PROBLEM REQUIREMENTS =>
Wherever a line holds the word "нефтью", copy that line out.

# # # # #

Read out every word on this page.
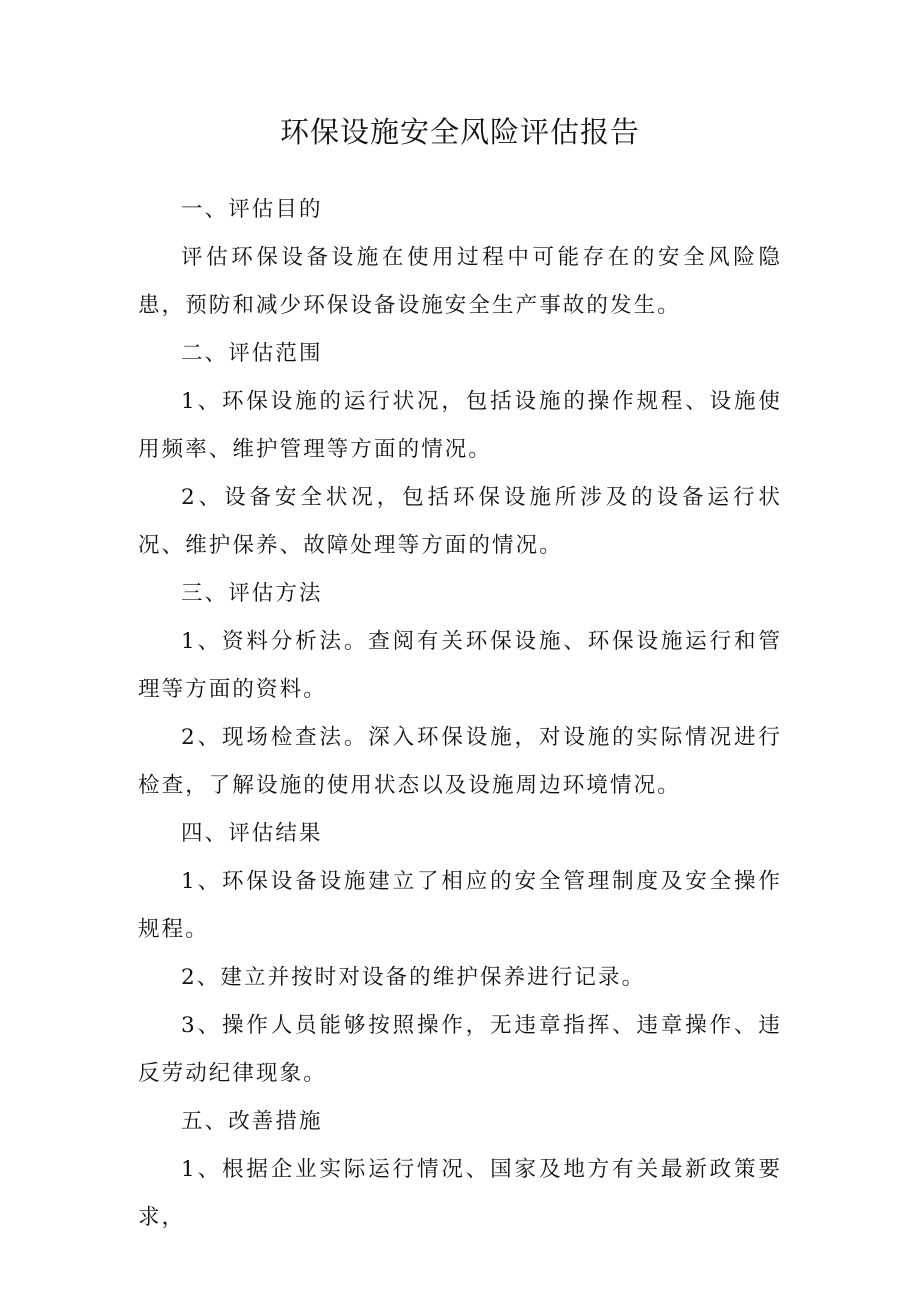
环保设施安全风险评估报告

一、评估目的

评估环保设备设施在使用过程中可能存在的安全风险隐患，预防和减少环保设备设施安全生产事故的发生。

二、评估范围

1、环保设施的运行状况，包括设施的操作规程、设施使用频率、维护管理等方面的情况。

2、设备安全状况，包括环保设施所涉及的设备运行状况、维护保养、故障处理等方面的情况。

三、评估方法

1、资料分析法。查阅有关环保设施、环保设施运行和管理等方面的资料。

2、现场检查法。深入环保设施，对设施的实际情况进行检查，了解设施的使用状态以及设施周边环境情况。

四、评估结果

1、环保设备设施建立了相应的安全管理制度及安全操作规程。

2、建立并按时对设备的维护保养进行记录。

3、操作人员能够按照操作，无违章指挥、违章操作、违反劳动纪律现象。

五、改善措施

1、根据企业实际运行情况、国家及地方有关最新政策要求，
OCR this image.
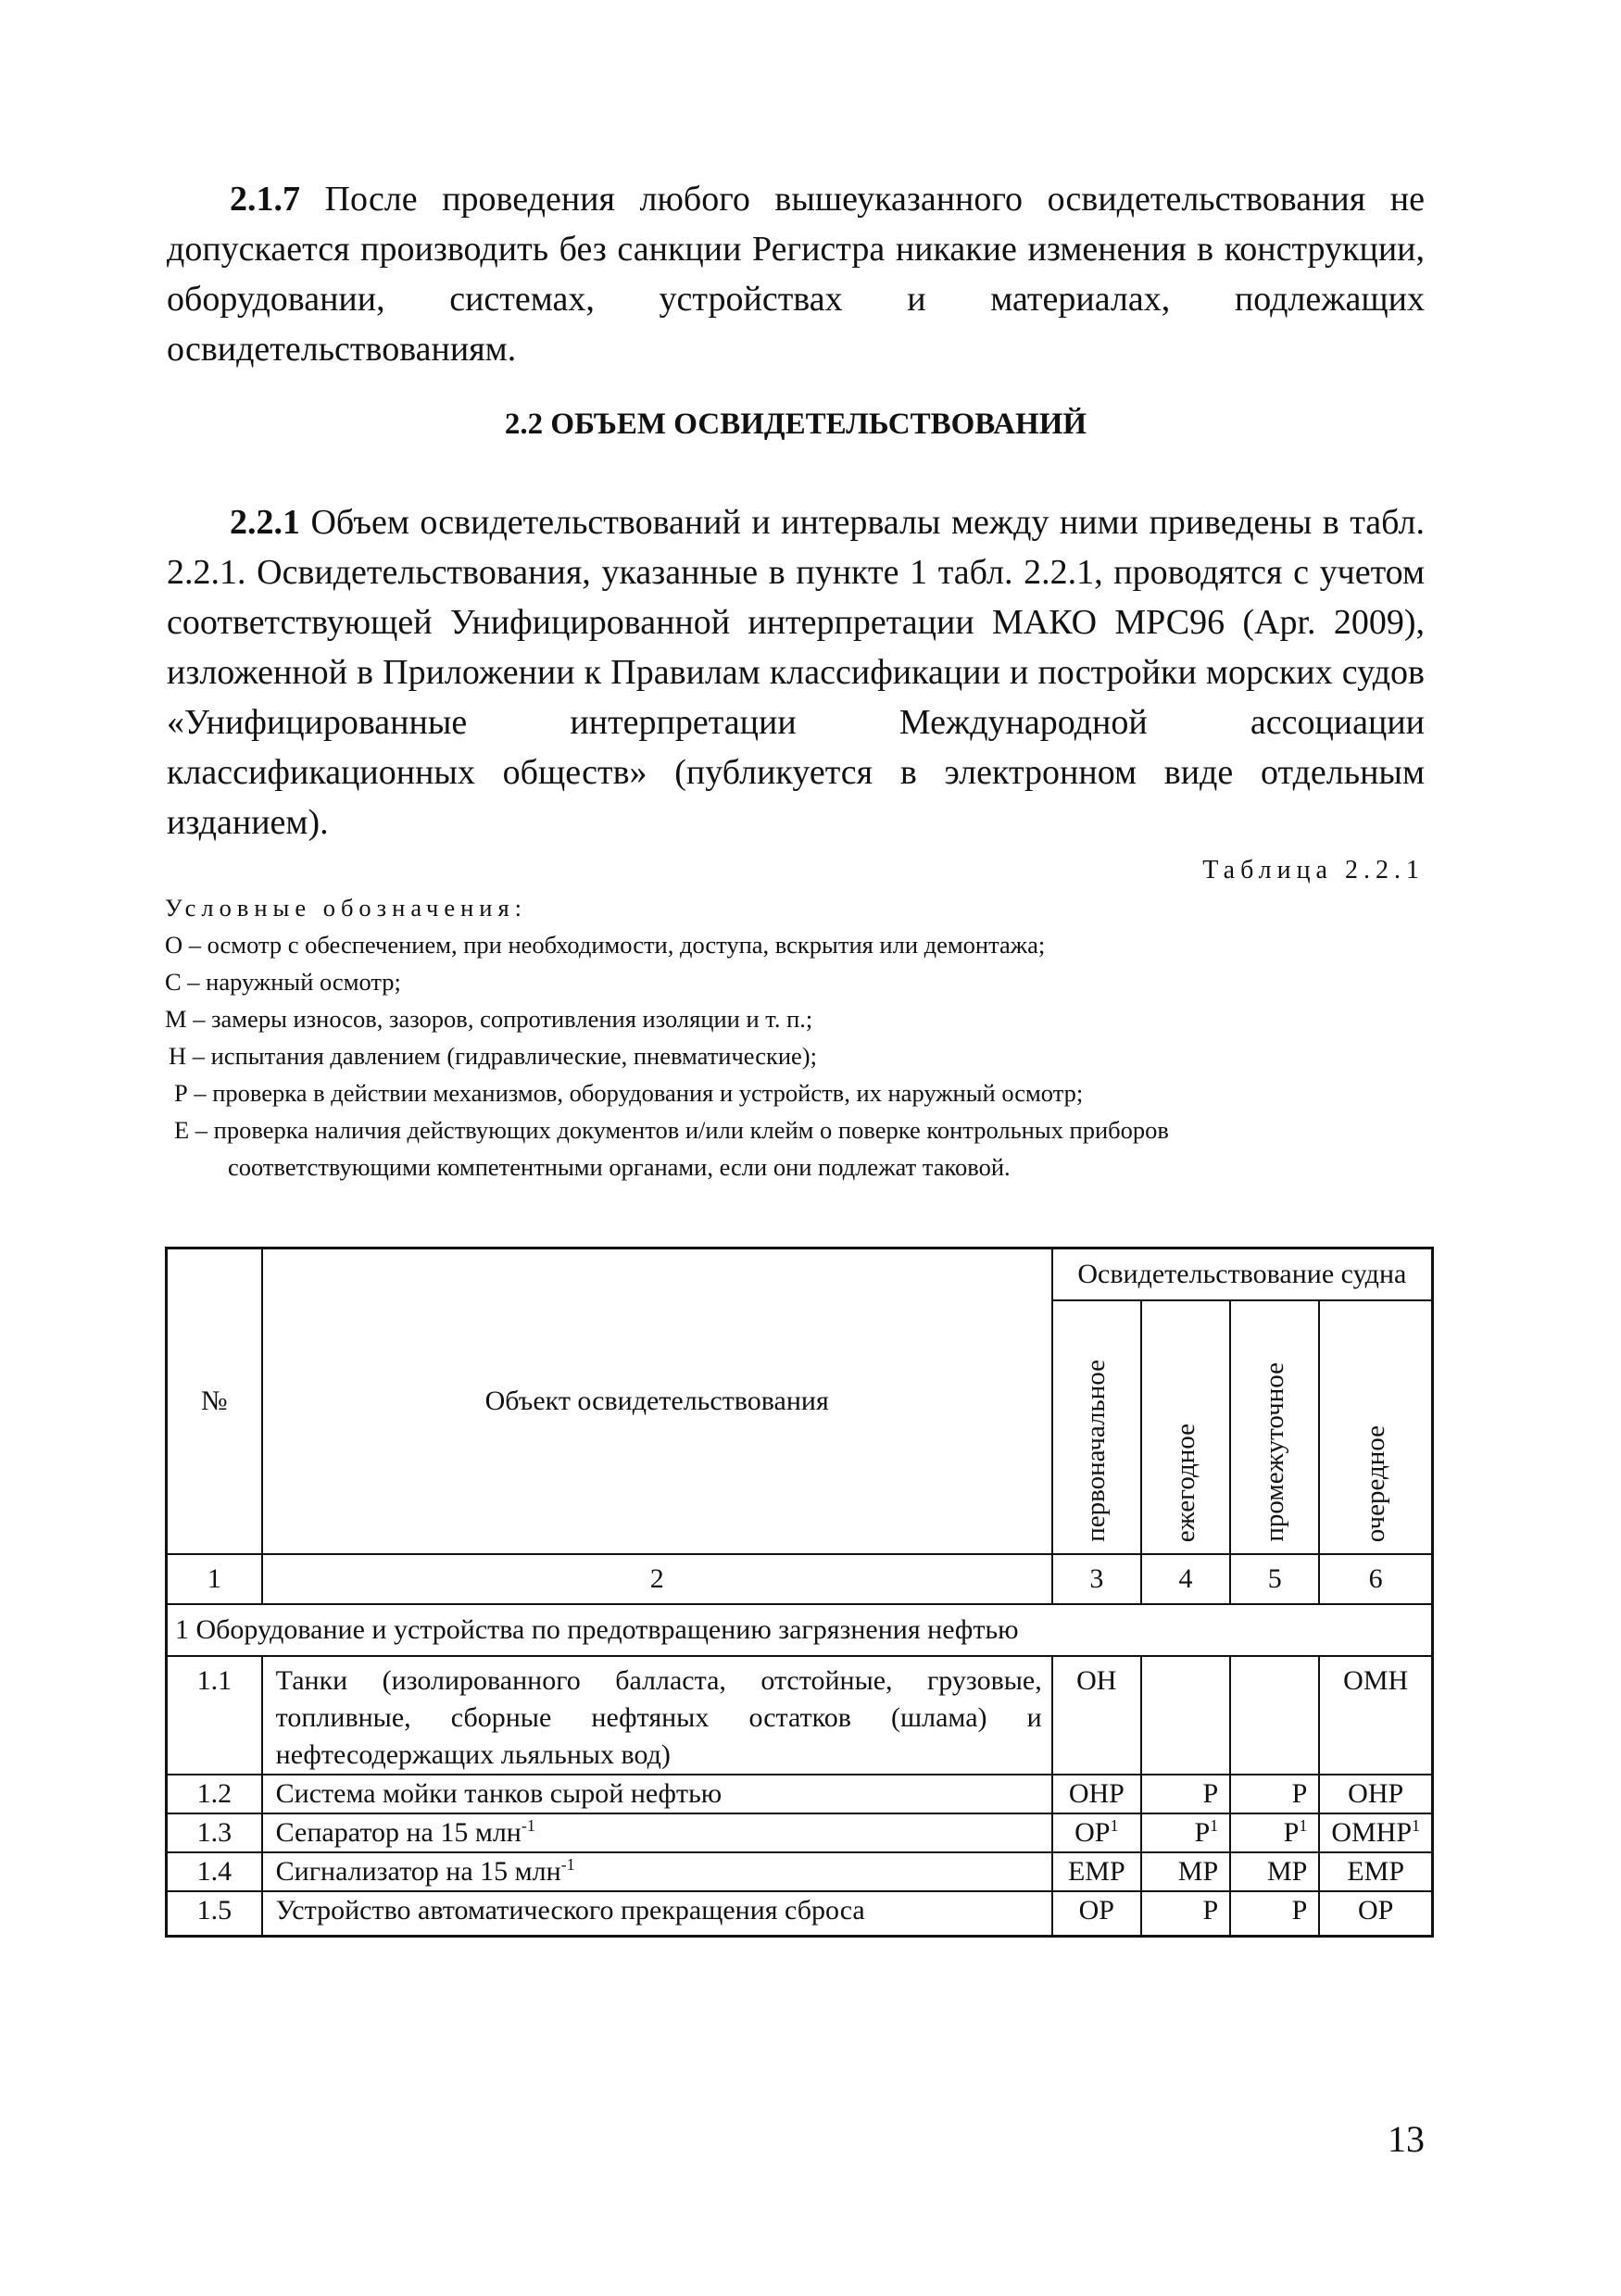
2.1.7 После проведения любого вышеуказанного освидетельствования не допускается производить без санкции Регистра никакие изменения в конструкции, оборудовании, системах, устройствах и материалах, подлежащих освидетельствованиям.

2.2 ОБЪЕМ ОСВИДЕТЕЛЬСТВОВАНИЙ

2.2.1 Объем освидетельствований и интервалы между ними приведены в табл. 2.2.1. Освидетельствования, указанные в пункте 1 табл. 2.2.1, проводятся с учетом соответствующей Унифицированной интерпретации МАКО МРС96 (Apr. 2009), изложенной в Приложении к Правилам классификации и постройки морских судов «Унифицированные интерпретации Международной ассоциации классификационных обществ» (публикуется в электронном виде отдельным изданием).

Таблица 2.2.1

Условные обозначения:
О – осмотр с обеспечением, при необходимости, доступа, вскрытия или демонтажа;
С – наружный осмотр;
М – замеры износов, зазоров, сопротивления изоляции и т. п.;
Н – испытания давлением (гидравлические, пневматические);
Р – проверка в действии механизмов, оборудования и устройств, их наружный осмотр;
Е – проверка наличия действующих документов и/или клейм о поверке контрольных приборов
соответствующими компетентными органами, если они подлежат таковой.
№	Объект освидетельствования	Освидетельствование судна			

		первоначальное	ежегодное	промежуточное	очередное

1	2	3	4	5	6
1 Оборудование и устройства по предотвращению загрязнения нефтью					
1.1	Танки (изолированного балласта, отстойные, грузовые, топливные, сборные нефтяных остатков (шлама) и нефтесодержащих льяльных вод)	ОН			ОМН
1.2	Система мойки танков сырой нефтью	ОНР	Р	Р	ОНР
1.3	Сепаратор на 15 млн$^{-1}$	$ОР^1$	$Р^1$	$Р^1$	ОМНР$^1$
1.4	Сигнализатор на 15 млн$^{-1}$	ЕМР	МР	МР	ЕМР
1.5	Устройство автоматического прекращения сброса	ОР	Р	Р	ОР

13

# # # # #

ANSWER BELOW =>
1 Оборудование и устройства по предотвращению загрязнения нефтью					
1.2	Система мойки танков сырой нефтью	ОНР	Р	Р	ОНР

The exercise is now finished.